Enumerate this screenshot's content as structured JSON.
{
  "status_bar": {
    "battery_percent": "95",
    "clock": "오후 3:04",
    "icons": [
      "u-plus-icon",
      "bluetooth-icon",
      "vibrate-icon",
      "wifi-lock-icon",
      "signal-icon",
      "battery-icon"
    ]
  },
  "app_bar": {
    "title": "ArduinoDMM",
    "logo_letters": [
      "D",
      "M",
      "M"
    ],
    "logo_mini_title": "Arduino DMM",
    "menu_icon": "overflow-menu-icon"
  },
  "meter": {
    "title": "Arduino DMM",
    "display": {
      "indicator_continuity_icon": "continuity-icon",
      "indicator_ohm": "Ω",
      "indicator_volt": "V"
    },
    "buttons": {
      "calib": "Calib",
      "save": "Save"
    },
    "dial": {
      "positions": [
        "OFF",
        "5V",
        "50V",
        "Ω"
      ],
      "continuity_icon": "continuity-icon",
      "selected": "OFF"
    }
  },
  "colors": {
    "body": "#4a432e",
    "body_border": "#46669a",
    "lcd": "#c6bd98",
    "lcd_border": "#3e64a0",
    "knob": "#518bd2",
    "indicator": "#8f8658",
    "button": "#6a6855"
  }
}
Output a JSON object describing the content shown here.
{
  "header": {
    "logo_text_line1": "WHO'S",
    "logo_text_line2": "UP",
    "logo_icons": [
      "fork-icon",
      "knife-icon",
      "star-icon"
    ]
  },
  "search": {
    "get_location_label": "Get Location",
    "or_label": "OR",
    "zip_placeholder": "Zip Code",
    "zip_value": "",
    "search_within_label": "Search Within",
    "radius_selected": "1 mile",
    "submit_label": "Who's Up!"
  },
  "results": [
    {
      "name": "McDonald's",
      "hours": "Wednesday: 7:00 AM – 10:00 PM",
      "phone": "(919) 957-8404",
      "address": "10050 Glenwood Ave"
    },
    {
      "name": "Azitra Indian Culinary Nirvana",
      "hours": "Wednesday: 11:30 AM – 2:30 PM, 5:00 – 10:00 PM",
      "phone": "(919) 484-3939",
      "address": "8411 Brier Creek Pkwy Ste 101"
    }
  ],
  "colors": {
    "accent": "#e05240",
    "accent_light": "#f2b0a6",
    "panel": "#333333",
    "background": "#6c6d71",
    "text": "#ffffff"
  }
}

----------

→ **EXERCISE**
All of the material above needs to be retyped word for word.

→ **FULL RESPONSE**
Enumerate this screenshot's content as structured JSON.
{
  "status_bar": {
    "battery_percent": "95",
    "clock": "오후 3:04",
    "icons": [
      "u-plus-icon",
      "bluetooth-icon",
      "vibrate-icon",
      "wifi-lock-icon",
      "signal-icon",
      "battery-icon"
    ]
  },
  "app_bar": {
    "title": "ArduinoDMM",
    "logo_letters": [
      "D",
      "M",
      "M"
    ],
    "logo_mini_title": "Arduino DMM",
    "menu_icon": "overflow-menu-icon"
  },
  "meter": {
    "title": "Arduino DMM",
    "display": {
      "indicator_continuity_icon": "continuity-icon",
      "indicator_ohm": "Ω",
      "indicator_volt": "V"
    },
    "buttons": {
      "calib": "Calib",
      "save": "Save"
    },
    "dial": {
      "positions": [
        "OFF",
        "5V",
        "50V",
        "Ω"
      ],
      "continuity_icon": "continuity-icon",
      "selected": "OFF"
    }
  },
  "colors": {
    "body": "#4a432e",
    "body_border": "#46669a",
    "lcd": "#c6bd98",
    "lcd_border": "#3e64a0",
    "knob": "#518bd2",
    "indicator": "#8f8658",
    "button": "#6a6855"
  }
}
Output a JSON object describing the content shown here.
{
  "header": {
    "logo_text_line1": "WHO'S",
    "logo_text_line2": "UP",
    "logo_icons": [
      "fork-icon",
      "knife-icon",
      "star-icon"
    ]
  },
  "search": {
    "get_location_label": "Get Location",
    "or_label": "OR",
    "zip_placeholder": "Zip Code",
    "zip_value": "",
    "search_within_label": "Search Within",
    "radius_selected": "1 mile",
    "submit_label": "Who's Up!"
  },
  "results": [
    {
      "name": "McDonald's",
      "hours": "Wednesday: 7:00 AM – 10:00 PM",
      "phone": "(919) 957-8404",
      "address": "10050 Glenwood Ave"
    },
    {
      "name": "Azitra Indian Culinary Nirvana",
      "hours": "Wednesday: 11:30 AM – 2:30 PM, 5:00 – 10:00 PM",
      "phone": "(919) 484-3939",
      "address": "8411 Brier Creek Pkwy Ste 101"
    }
  ],
  "colors": {
    "accent": "#e05240",
    "accent_light": "#f2b0a6",
    "panel": "#333333",
    "background": "#6c6d71",
    "text": "#ffffff"
  }
}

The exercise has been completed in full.